Goal
Do not carry the pictures over; copy every other part of the entries exactly.

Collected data
▬▬▬▬▬▬
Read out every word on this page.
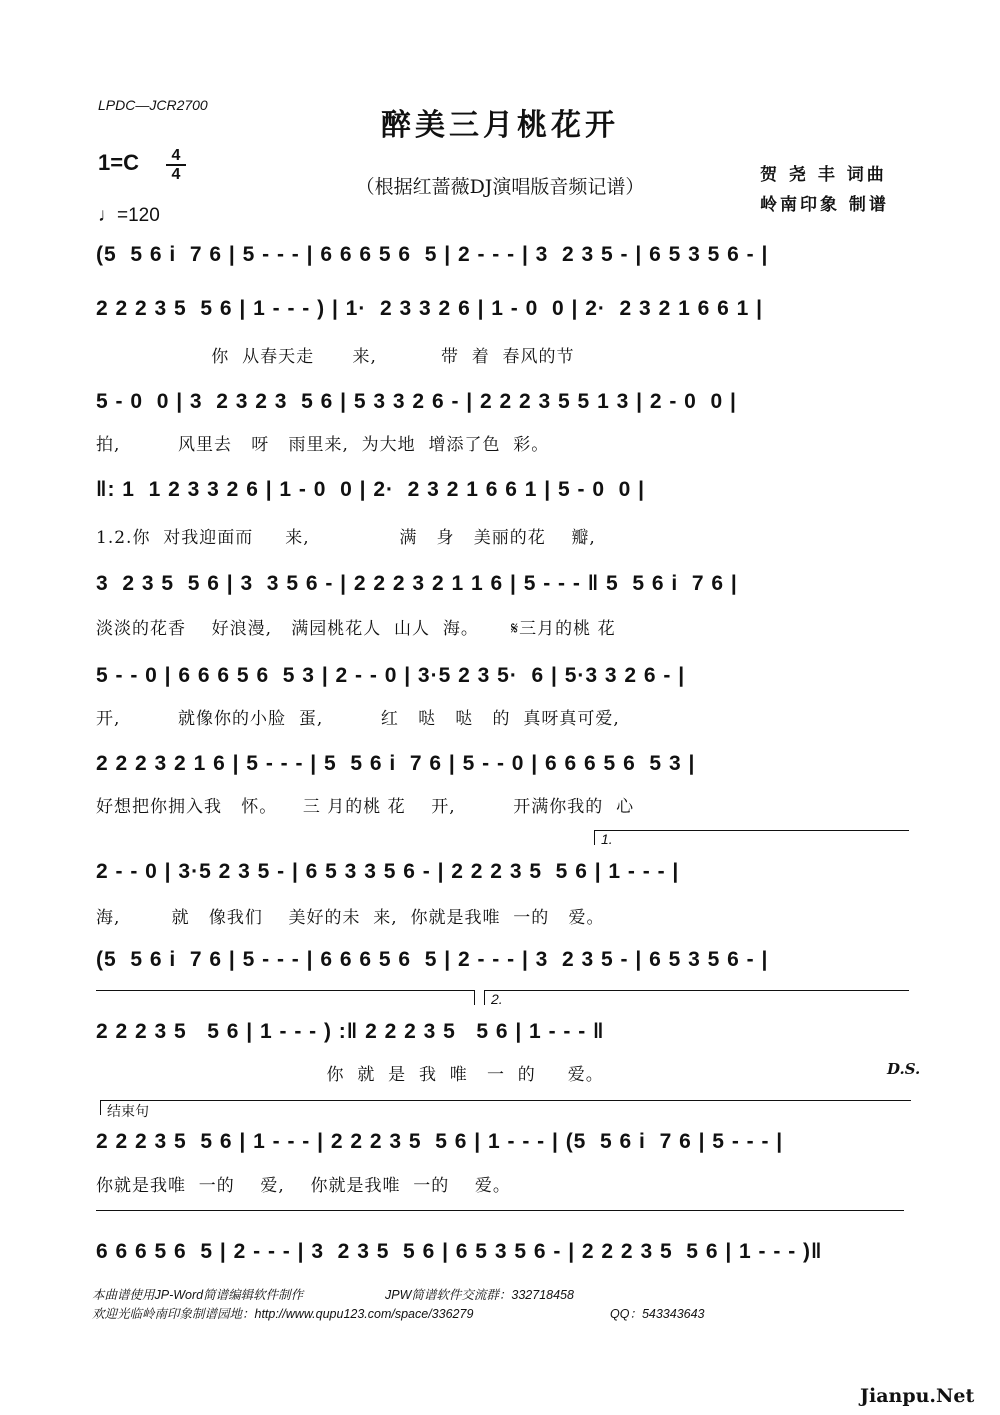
LPDC—JCR2700
醉美三月桃花开
（根据红蔷薇DJ演唱版音频记谱）
1=C	4
4
♩=120
贺 尧 丰 词曲
岭南印象 制谱
(5  5 6 i  7 6 | 5 - - - | 6 6 6 5 6  5 | 2 - - - | 3  2 3 5 - | 6 5 3 5 6 - |
2 2 2 3 5  5 6 | 1 - - - ) | 1·  2 3 3 2 6 | 1 - 0  0 | 2·  2 3 2 1 6 6 1 |
你  从春天走      来,          带  着  春风的节
5 - 0  0 | 3  2 3 2 3  5 6 | 5 3 3 2 6 - | 2 2 2 3 5 5 1 3 | 2 - 0  0 |
拍,         风里去   呀   雨里来,  为大地  增添了色  彩。
‖: 1  1 2 3 3 2 6 | 1 - 0  0 | 2·  2 3 2 1 6 6 1 | 5 - 0  0 |
1.2.你  对我迎面而     来,              满   身   美丽的花    瓣,
3  2 3 5  5 6 | 3  3 5 6 - | 2 2 2 3 2 1 1 6 | 5 - - - ‖ 5  5 6 i  7 6 |
淡淡的花香    好浪漫,   满园桃花人  山人  海。     𝄋三月的桃 花
5 - - 0 | 6 6 6 5 6  5 3 | 2 - - 0 | 3·5 2 3 5·  6 | 5·3 3 2 6 - |
开,         就像你的小脸  蛋,         红   哒   哒   的  真呀真可爱,
2 2 2 3 2 1 6 | 5 - - - | 5  5 6 i  7 6 | 5 - - 0 | 6 6 6 5 6  5 3 |
好想把你拥入我   怀。    三 月的桃 花    开,         开满你我的  心
1.
2 - - 0 | 3·5 2 3 5 - | 6 5 3 3 5 6 - | 2 2 2 3 5  5 6 | 1 - - - |
海,        就   像我们    美好的未  来,  你就是我唯  一的   爱。
(5  5 6 i  7 6 | 5 - - - | 6 6 6 5 6  5 | 2 - - - | 3  2 3 5 - | 6 5 3 5 6 - |
2.
2 2 2 3 5   5 6 | 1 - - - ) :‖ 2 2 2 3 5   5 6 | 1 - - - ‖
你  就  是  我  唯   一  的     爱。	D.S.
结束句
2 2 2 3 5  5 6 | 1 - - - | 2 2 2 3 5  5 6 | 1 - - - | (5  5 6 i  7 6 | 5 - - - |
你就是我唯  一的    爱,    你就是我唯  一的    爱。
6 6 6 5 6  5 | 2 - - - | 3  2 3 5  5 6 | 6 5 3 5 6 - | 2 2 2 3 5  5 6 | 1 - - - )‖
本曲谱使用JP-Word简谱编辑软件制作	JPW简谱软件交流群：332718458
欢迎光临岭南印象制谱园地：http://www.qupu123.com/space/336279	QQ：543343643
Jianpu.Net
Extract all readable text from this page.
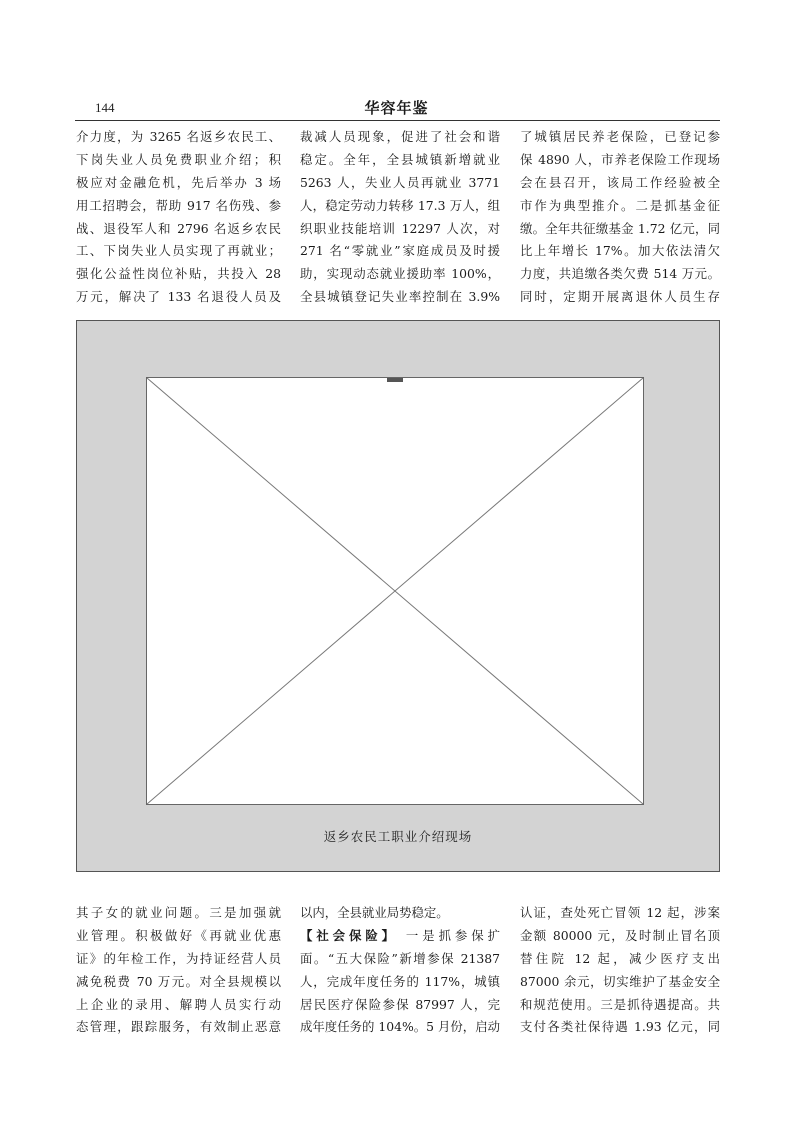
144	华容年鉴
介力度，为 3265 名返乡农民工、
下岗失业人员免费职业介绍；积
极应对金融危机，先后举办 3 场
用工招聘会，帮助 917 名伤残、参
战、退役军人和 2796 名返乡农民
工、下岗失业人员实现了再就业；
强化公益性岗位补贴，共投入 28
万元，解决了 133 名退役人员及
裁减人员现象，促进了社会和谐
稳定。全年，全县城镇新增就业
5263 人，失业人员再就业 3771
人，稳定劳动力转移 17.3 万人，组
织职业技能培训 12297 人次，对
271 名“零就业”家庭成员及时援
助，实现动态就业援助率 100%，
全县城镇登记失业率控制在 3.9%
了城镇居民养老保险，已登记参
保 4890 人，市养老保险工作现场
会在县召开，该局工作经验被全
市作为典型推介。二是抓基金征
缴。全年共征缴基金 1.72 亿元，同
比上年增长 17%。加大依法清欠
力度，共追缴各类欠费 514 万元。
同时，定期开展离退休人员生存
返乡农民工职业介绍现场
其子女的就业问题。三是加强就
业管理。积极做好《再就业优惠
证》的年检工作，为持证经营人员
减免税费 70 万元。对全县规模以
上企业的录用、解聘人员实行动
态管理，跟踪服务，有效制止恶意
以内，全县就业局势稳定。
【社会保险】 一是抓参保扩
面。“五大保险”新增参保 21387
人，完成年度任务的 117%，城镇
居民医疗保险参保 87997 人，完
成年度任务的 104%。5 月份，启动
认证，查处死亡冒领 12 起，涉案
金额 80000 元，及时制止冒名顶
替住院 12 起，减少医疗支出
87000 余元，切实维护了基金安全
和规范使用。三是抓待遇提高。共
支付各类社保待遇 1.93 亿元，同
▬▬▬▬▬▬
Solution
Read out every word on this page.
LPDC—JCR2700
醉美三月桃花开
（根据红蔷薇DJ演唱版音频记谱）
1=C	4
4
♩=120
贺 尧 丰 词曲
岭南印象 制谱
(5  5 6 i  7 6 | 5 - - - | 6 6 6 5 6  5 | 2 - - - | 3  2 3 5 - | 6 5 3 5 6 - |
2 2 2 3 5  5 6 | 1 - - - ) | 1·  2 3 3 2 6 | 1 - 0  0 | 2·  2 3 2 1 6 6 1 |
你  从春天走      来,          带  着  春风的节
5 - 0  0 | 3  2 3 2 3  5 6 | 5 3 3 2 6 - | 2 2 2 3 5 5 1 3 | 2 - 0  0 |
拍,         风里去   呀   雨里来,  为大地  增添了色  彩。
‖: 1  1 2 3 3 2 6 | 1 - 0  0 | 2·  2 3 2 1 6 6 1 | 5 - 0  0 |
1.2.你  对我迎面而     来,              满   身   美丽的花    瓣,
3  2 3 5  5 6 | 3  3 5 6 - | 2 2 2 3 2 1 1 6 | 5 - - - ‖ 5  5 6 i  7 6 |
淡淡的花香    好浪漫,   满园桃花人  山人  海。     𝄋三月的桃 花
5 - - 0 | 6 6 6 5 6  5 3 | 2 - - 0 | 3·5 2 3 5·  6 | 5·3 3 2 6 - |
开,         就像你的小脸  蛋,         红   哒   哒   的  真呀真可爱,
2 2 2 3 2 1 6 | 5 - - - | 5  5 6 i  7 6 | 5 - - 0 | 6 6 6 5 6  5 3 |
好想把你拥入我   怀。    三 月的桃 花    开,         开满你我的  心
1.
2 - - 0 | 3·5 2 3 5 - | 6 5 3 3 5 6 - | 2 2 2 3 5  5 6 | 1 - - - |
海,        就   像我们    美好的未  来,  你就是我唯  一的   爱。
(5  5 6 i  7 6 | 5 - - - | 6 6 6 5 6  5 | 2 - - - | 3  2 3 5 - | 6 5 3 5 6 - |
2.
2 2 2 3 5   5 6 | 1 - - - ) :‖ 2 2 2 3 5   5 6 | 1 - - - ‖
你  就  是  我  唯   一  的     爱。	D.S.
结束句
2 2 2 3 5  5 6 | 1 - - - | 2 2 2 3 5  5 6 | 1 - - - | (5  5 6 i  7 6 | 5 - - - |
你就是我唯  一的    爱,    你就是我唯  一的    爱。
6 6 6 5 6  5 | 2 - - - | 3  2 3 5  5 6 | 6 5 3 5 6 - | 2 2 2 3 5  5 6 | 1 - - - )‖
本曲谱使用JP-Word简谱编辑软件制作	JPW简谱软件交流群：332718458
欢迎光临岭南印象制谱园地：http://www.qupu123.com/space/336279	QQ：543343643
Jianpu.Net
Extract all readable text from this page.
144	华容年鉴
介力度，为 3265 名返乡农民工、
下岗失业人员免费职业介绍；积
极应对金融危机，先后举办 3 场
用工招聘会，帮助 917 名伤残、参
战、退役军人和 2796 名返乡农民
工、下岗失业人员实现了再就业；
强化公益性岗位补贴，共投入 28
万元，解决了 133 名退役人员及
裁减人员现象，促进了社会和谐
稳定。全年，全县城镇新增就业
5263 人，失业人员再就业 3771
人，稳定劳动力转移 17.3 万人，组
织职业技能培训 12297 人次，对
271 名“零就业”家庭成员及时援
助，实现动态就业援助率 100%，
全县城镇登记失业率控制在 3.9%
了城镇居民养老保险，已登记参
保 4890 人，市养老保险工作现场
会在县召开，该局工作经验被全
市作为典型推介。二是抓基金征
缴。全年共征缴基金 1.72 亿元，同
比上年增长 17%。加大依法清欠
力度，共追缴各类欠费 514 万元。
同时，定期开展离退休人员生存
返乡农民工职业介绍现场
其子女的就业问题。三是加强就
业管理。积极做好《再就业优惠
证》的年检工作，为持证经营人员
减免税费 70 万元。对全县规模以
上企业的录用、解聘人员实行动
态管理，跟踪服务，有效制止恶意
以内，全县就业局势稳定。
【社会保险】 一是抓参保扩
面。“五大保险”新增参保 21387
人，完成年度任务的 117%，城镇
居民医疗保险参保 87997 人，完
成年度任务的 104%。5 月份，启动
认证，查处死亡冒领 12 起，涉案
金额 80000 元，及时制止冒名顶
替住院 12 起，减少医疗支出
87000 余元，切实维护了基金安全
和规范使用。三是抓待遇提高。共
支付各类社保待遇 1.93 亿元，同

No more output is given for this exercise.